Task details: Reproduce every entry in the listing without alteration.

Records shown:
## start
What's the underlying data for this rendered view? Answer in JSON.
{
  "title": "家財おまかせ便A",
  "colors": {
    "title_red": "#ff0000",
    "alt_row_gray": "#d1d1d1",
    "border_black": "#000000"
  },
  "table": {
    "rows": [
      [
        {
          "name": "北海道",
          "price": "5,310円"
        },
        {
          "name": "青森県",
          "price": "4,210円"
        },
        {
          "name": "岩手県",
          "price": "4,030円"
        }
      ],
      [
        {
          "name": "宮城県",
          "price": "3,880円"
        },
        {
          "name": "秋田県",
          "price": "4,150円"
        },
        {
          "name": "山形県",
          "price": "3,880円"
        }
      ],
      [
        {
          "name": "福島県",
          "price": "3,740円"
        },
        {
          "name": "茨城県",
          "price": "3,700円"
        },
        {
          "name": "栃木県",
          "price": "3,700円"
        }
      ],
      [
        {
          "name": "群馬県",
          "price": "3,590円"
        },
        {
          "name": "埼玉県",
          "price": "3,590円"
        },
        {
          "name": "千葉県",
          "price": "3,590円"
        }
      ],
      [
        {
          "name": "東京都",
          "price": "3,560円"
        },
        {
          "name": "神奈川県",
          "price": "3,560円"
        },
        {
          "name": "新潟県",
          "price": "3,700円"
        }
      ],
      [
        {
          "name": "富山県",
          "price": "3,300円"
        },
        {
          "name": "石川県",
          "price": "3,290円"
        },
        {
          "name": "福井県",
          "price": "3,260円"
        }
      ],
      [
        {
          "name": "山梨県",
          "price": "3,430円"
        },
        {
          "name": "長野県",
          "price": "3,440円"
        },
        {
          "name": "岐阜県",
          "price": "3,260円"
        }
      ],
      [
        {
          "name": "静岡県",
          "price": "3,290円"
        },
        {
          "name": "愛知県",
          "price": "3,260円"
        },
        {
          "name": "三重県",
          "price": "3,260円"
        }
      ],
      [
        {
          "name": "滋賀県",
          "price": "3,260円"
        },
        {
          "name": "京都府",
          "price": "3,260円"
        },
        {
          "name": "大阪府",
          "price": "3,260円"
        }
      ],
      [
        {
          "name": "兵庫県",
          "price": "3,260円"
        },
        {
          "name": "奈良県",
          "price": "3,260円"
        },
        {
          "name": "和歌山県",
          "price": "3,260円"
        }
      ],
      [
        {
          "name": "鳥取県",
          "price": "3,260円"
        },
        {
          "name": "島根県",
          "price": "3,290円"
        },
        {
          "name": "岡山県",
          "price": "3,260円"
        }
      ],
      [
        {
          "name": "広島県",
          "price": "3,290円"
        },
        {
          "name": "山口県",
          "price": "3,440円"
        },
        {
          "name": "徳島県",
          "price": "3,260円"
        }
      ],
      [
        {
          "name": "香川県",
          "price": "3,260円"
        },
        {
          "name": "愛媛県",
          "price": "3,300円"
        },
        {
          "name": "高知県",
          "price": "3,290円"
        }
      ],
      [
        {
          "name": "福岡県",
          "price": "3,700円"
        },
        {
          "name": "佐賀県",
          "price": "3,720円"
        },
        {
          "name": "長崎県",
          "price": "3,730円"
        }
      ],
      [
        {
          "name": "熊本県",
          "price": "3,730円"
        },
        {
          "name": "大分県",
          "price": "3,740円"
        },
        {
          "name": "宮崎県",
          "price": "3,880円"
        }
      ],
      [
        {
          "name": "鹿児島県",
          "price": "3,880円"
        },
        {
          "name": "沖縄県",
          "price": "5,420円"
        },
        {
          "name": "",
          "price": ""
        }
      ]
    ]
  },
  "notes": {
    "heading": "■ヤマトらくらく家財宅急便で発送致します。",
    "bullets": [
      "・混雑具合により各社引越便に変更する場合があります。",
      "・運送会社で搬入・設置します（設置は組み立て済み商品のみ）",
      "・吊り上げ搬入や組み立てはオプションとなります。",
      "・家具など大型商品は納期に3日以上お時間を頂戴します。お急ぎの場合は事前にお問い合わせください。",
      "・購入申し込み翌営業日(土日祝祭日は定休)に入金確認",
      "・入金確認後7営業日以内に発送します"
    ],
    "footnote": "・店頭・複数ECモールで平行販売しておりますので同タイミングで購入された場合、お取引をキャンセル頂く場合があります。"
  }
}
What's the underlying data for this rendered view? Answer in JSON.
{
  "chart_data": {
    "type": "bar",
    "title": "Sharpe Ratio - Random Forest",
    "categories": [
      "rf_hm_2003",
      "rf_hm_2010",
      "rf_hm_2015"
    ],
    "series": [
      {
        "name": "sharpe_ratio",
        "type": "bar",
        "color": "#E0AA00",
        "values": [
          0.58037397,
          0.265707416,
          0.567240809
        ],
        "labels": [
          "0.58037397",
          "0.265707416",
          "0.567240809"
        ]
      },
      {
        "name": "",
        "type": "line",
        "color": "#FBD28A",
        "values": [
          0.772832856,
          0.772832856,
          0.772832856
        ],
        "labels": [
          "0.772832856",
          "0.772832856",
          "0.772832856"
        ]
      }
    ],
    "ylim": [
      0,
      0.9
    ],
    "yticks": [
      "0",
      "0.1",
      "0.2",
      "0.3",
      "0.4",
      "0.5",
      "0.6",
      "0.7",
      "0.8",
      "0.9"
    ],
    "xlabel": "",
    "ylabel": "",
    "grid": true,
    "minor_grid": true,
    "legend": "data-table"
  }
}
## end
Answer to this problem:
What's the underlying data for this rendered view? Answer in JSON.
{
  "title": "家財おまかせ便A",
  "colors": {
    "title_red": "#ff0000",
    "alt_row_gray": "#d1d1d1",
    "border_black": "#000000"
  },
  "table": {
    "rows": [
      [
        {
          "name": "北海道",
          "price": "5,310円"
        },
        {
          "name": "青森県",
          "price": "4,210円"
        },
        {
          "name": "岩手県",
          "price": "4,030円"
        }
      ],
      [
        {
          "name": "宮城県",
          "price": "3,880円"
        },
        {
          "name": "秋田県",
          "price": "4,150円"
        },
        {
          "name": "山形県",
          "price": "3,880円"
        }
      ],
      [
        {
          "name": "福島県",
          "price": "3,740円"
        },
        {
          "name": "茨城県",
          "price": "3,700円"
        },
        {
          "name": "栃木県",
          "price": "3,700円"
        }
      ],
      [
        {
          "name": "群馬県",
          "price": "3,590円"
        },
        {
          "name": "埼玉県",
          "price": "3,590円"
        },
        {
          "name": "千葉県",
          "price": "3,590円"
        }
      ],
      [
        {
          "name": "東京都",
          "price": "3,560円"
        },
        {
          "name": "神奈川県",
          "price": "3,560円"
        },
        {
          "name": "新潟県",
          "price": "3,700円"
        }
      ],
      [
        {
          "name": "富山県",
          "price": "3,300円"
        },
        {
          "name": "石川県",
          "price": "3,290円"
        },
        {
          "name": "福井県",
          "price": "3,260円"
        }
      ],
      [
        {
          "name": "山梨県",
          "price": "3,430円"
        },
        {
          "name": "長野県",
          "price": "3,440円"
        },
        {
          "name": "岐阜県",
          "price": "3,260円"
        }
      ],
      [
        {
          "name": "静岡県",
          "price": "3,290円"
        },
        {
          "name": "愛知県",
          "price": "3,260円"
        },
        {
          "name": "三重県",
          "price": "3,260円"
        }
      ],
      [
        {
          "name": "滋賀県",
          "price": "3,260円"
        },
        {
          "name": "京都府",
          "price": "3,260円"
        },
        {
          "name": "大阪府",
          "price": "3,260円"
        }
      ],
      [
        {
          "name": "兵庫県",
          "price": "3,260円"
        },
        {
          "name": "奈良県",
          "price": "3,260円"
        },
        {
          "name": "和歌山県",
          "price": "3,260円"
        }
      ],
      [
        {
          "name": "鳥取県",
          "price": "3,260円"
        },
        {
          "name": "島根県",
          "price": "3,290円"
        },
        {
          "name": "岡山県",
          "price": "3,260円"
        }
      ],
      [
        {
          "name": "広島県",
          "price": "3,290円"
        },
        {
          "name": "山口県",
          "price": "3,440円"
        },
        {
          "name": "徳島県",
          "price": "3,260円"
        }
      ],
      [
        {
          "name": "香川県",
          "price": "3,260円"
        },
        {
          "name": "愛媛県",
          "price": "3,300円"
        },
        {
          "name": "高知県",
          "price": "3,290円"
        }
      ],
      [
        {
          "name": "福岡県",
          "price": "3,700円"
        },
        {
          "name": "佐賀県",
          "price": "3,720円"
        },
        {
          "name": "長崎県",
          "price": "3,730円"
        }
      ],
      [
        {
          "name": "熊本県",
          "price": "3,730円"
        },
        {
          "name": "大分県",
          "price": "3,740円"
        },
        {
          "name": "宮崎県",
          "price": "3,880円"
        }
      ],
      [
        {
          "name": "鹿児島県",
          "price": "3,880円"
        },
        {
          "name": "沖縄県",
          "price": "5,420円"
        },
        {
          "name": "",
          "price": ""
        }
      ]
    ]
  },
  "notes": {
    "heading": "■ヤマトらくらく家財宅急便で発送致します。",
    "bullets": [
      "・混雑具合により各社引越便に変更する場合があります。",
      "・運送会社で搬入・設置します（設置は組み立て済み商品のみ）",
      "・吊り上げ搬入や組み立てはオプションとなります。",
      "・家具など大型商品は納期に3日以上お時間を頂戴します。お急ぎの場合は事前にお問い合わせください。",
      "・購入申し込み翌営業日(土日祝祭日は定休)に入金確認",
      "・入金確認後7営業日以内に発送します"
    ],
    "footnote": "・店頭・複数ECモールで平行販売しておりますので同タイミングで購入された場合、お取引をキャンセル頂く場合があります。"
  }
}
What's the underlying data for this rendered view? Answer in JSON.
{
  "chart_data": {
    "type": "bar",
    "title": "Sharpe Ratio - Random Forest",
    "categories": [
      "rf_hm_2003",
      "rf_hm_2010",
      "rf_hm_2015"
    ],
    "series": [
      {
        "name": "sharpe_ratio",
        "type": "bar",
        "color": "#E0AA00",
        "values": [
          0.58037397,
          0.265707416,
          0.567240809
        ],
        "labels": [
          "0.58037397",
          "0.265707416",
          "0.567240809"
        ]
      },
      {
        "name": "",
        "type": "line",
        "color": "#FBD28A",
        "values": [
          0.772832856,
          0.772832856,
          0.772832856
        ],
        "labels": [
          "0.772832856",
          "0.772832856",
          "0.772832856"
        ]
      }
    ],
    "ylim": [
      0,
      0.9
    ],
    "yticks": [
      "0",
      "0.1",
      "0.2",
      "0.3",
      "0.4",
      "0.5",
      "0.6",
      "0.7",
      "0.8",
      "0.9"
    ],
    "xlabel": "",
    "ylabel": "",
    "grid": true,
    "minor_grid": true,
    "legend": "data-table"
  }
}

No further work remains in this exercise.